Recorded data:
++++++++++
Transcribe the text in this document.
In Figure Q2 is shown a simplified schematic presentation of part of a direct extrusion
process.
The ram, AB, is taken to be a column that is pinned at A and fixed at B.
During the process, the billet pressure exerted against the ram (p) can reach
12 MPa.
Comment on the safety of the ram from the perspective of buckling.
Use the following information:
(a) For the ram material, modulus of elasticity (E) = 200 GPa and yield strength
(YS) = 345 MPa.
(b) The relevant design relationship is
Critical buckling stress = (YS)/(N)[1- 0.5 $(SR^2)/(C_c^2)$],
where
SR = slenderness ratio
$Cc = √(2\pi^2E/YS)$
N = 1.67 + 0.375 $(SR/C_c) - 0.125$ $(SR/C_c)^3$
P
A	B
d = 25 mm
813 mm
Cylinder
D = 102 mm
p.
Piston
++++++++++
## What to produce
Pull out each line holding the string "process".

## Response to the exercise
process.
During the process, the billet pressure exerted against the ram (p) can reach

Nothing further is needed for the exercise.